What is asked — In the passage on LPGNet, reproduce the part that opens with the words "Despite performance gains, these" and closes with "strength and context.", switching "signal strength" to "signal intensity".

Document text —
— Start —
Despite performance gains, these methods still face key limitations. Many use deep sequential Transformers that are computationally expensive. Others lack dynamic weighting, treating all modalities equally—even when one modality carries more emotional information than others. To address this, LPGNet introduces a Lightweight Parallel Interaction Attention (LPIA) module to replace stacked layers and reduce computation. It also includes a dual-gated fusion mechanism to dynamically filter and combine multimodal features based on signal strength and context.

2.2. Speaker Dependency and Real-World Limitations

Several advanced MER models, including COSMIC [32] and DialogXL [33], incorporate speaker identity information or model speaker-role interactions through GNNs. While this improves performance in speaker-labeled datasets, it reduces flexibility in real-world conditions where speaker labels are unavailable or privacy constraints exist. For instance, voice assistants and multi-user devices often encounter new or anonymous speakers. In such cases, models depending on speaker embeddings may fail to generalize. Recent research has explored speaker-independent modeling. SIMR [34] attempts to remove identity bias by disentangling style and semantic content in non-verbal modalities. However, most systems still include speaker-level features or require predefined speaker roles, limiting their adaptability in open-domain dialogue.

Existing approaches do not fully eliminate speaker dependence. In contrast, LPGNet is designed to be speaker-independent by default. It removes all speaker-related inputs and structures, allowing the model to generalize across unknown speakers and dynamically changing roles—an essential requirement for scalable and privacy-aware systems.

2.3. Lightweight Learning with Self-Distillation

As emotion recognition moves toward real-time and mobile applications, efficiency has become a core concern. Traditional models like MER-HAN and SDT require deep Transformer stacks, which increase latency and memory usage. Knowledge distillation (KD) has been proposed to compress large models while maintaining accuracy. For example, DMD [35] uses cross-modal distillation to decompose and transfer shared and unique features. MT-PKDOT [36] applies multi-teacher distillation to guide student models using diverse sources. While effective, these strategies often require additional teacher models and increase training complexity. Some models, like SDT, use self-distillation to reuse internal knowledge, but they still rely on heavy architectures.

Few models combine self-distillation with lightweight structures. LPGNet adopts a teacher-free self-distillation approach within a compact design. It transfers knowledge across internal layers without needing extra networks, improving performance and efficiency. This allows LPGNet to remain accurate while significantly lowering inference cost and parameter size, making it suitable for real-world, resource-constrained deployment.

3. Proposed Method

3.1. Task Definition

The input to the ERC task is a conversation composed of N utterances

{u_{1}, u_{2}, \dots, u_{N}}

, where each utterance

u_{i}

contains both textual and acoustic modalities. After feature extraction, the text and audio features are projected to a common latent space:

X_{t} \in R^{B \times U_{i} \times F}, X_{a} \in R^{B \times U_{i} \times F}

(1)
— End —
Listed records —
— Start —
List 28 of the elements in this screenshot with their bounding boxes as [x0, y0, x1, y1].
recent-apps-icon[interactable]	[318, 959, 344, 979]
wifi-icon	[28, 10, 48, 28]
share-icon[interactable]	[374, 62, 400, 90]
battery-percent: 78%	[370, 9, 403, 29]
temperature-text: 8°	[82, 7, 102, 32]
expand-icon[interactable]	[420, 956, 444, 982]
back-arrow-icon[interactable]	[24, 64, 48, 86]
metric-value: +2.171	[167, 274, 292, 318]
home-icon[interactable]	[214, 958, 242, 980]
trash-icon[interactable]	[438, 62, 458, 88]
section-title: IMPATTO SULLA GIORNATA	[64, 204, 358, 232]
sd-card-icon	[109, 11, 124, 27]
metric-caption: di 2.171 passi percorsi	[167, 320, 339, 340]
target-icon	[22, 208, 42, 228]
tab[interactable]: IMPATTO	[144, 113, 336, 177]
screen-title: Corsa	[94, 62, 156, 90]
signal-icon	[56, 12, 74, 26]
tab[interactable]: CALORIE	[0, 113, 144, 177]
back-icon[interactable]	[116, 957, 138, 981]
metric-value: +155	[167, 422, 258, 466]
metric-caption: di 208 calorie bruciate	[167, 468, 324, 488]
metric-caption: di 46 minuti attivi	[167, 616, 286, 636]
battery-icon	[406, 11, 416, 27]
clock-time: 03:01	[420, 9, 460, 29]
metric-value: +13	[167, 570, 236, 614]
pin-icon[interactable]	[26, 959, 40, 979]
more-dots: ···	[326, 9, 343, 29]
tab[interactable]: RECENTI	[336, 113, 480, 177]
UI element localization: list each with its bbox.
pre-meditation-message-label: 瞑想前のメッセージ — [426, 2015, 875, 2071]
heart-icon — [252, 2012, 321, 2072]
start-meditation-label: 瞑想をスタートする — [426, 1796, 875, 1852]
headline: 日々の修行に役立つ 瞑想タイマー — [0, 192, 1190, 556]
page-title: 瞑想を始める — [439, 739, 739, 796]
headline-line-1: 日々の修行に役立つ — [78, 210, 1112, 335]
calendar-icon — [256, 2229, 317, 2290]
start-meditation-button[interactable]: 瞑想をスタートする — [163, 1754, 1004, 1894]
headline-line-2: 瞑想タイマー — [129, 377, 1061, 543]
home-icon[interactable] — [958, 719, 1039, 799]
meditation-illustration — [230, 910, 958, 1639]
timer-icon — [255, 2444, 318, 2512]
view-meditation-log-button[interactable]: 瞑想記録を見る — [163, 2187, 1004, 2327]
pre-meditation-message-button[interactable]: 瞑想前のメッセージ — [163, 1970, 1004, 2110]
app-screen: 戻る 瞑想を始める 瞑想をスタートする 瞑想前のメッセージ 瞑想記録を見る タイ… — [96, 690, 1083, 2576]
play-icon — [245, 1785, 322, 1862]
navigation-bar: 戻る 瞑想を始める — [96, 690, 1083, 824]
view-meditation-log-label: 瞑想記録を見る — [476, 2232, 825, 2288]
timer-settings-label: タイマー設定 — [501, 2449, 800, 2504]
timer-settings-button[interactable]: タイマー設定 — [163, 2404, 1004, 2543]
— End —
Completed task —
Despite performance gains, these methods still face key limitations. Many use deep sequential Transformers that are computationally expensive. Others lack dynamic weighting, treating all modalities equally—even when one modality carries more emotional information than others. To address this, LPGNet introduces a Lightweight Parallel Interaction Attention (LPIA) module to replace stacked layers and reduce computation. It also includes a dual-gated fusion mechanism to dynamically filter and combine multimodal features based on signal intensity and context.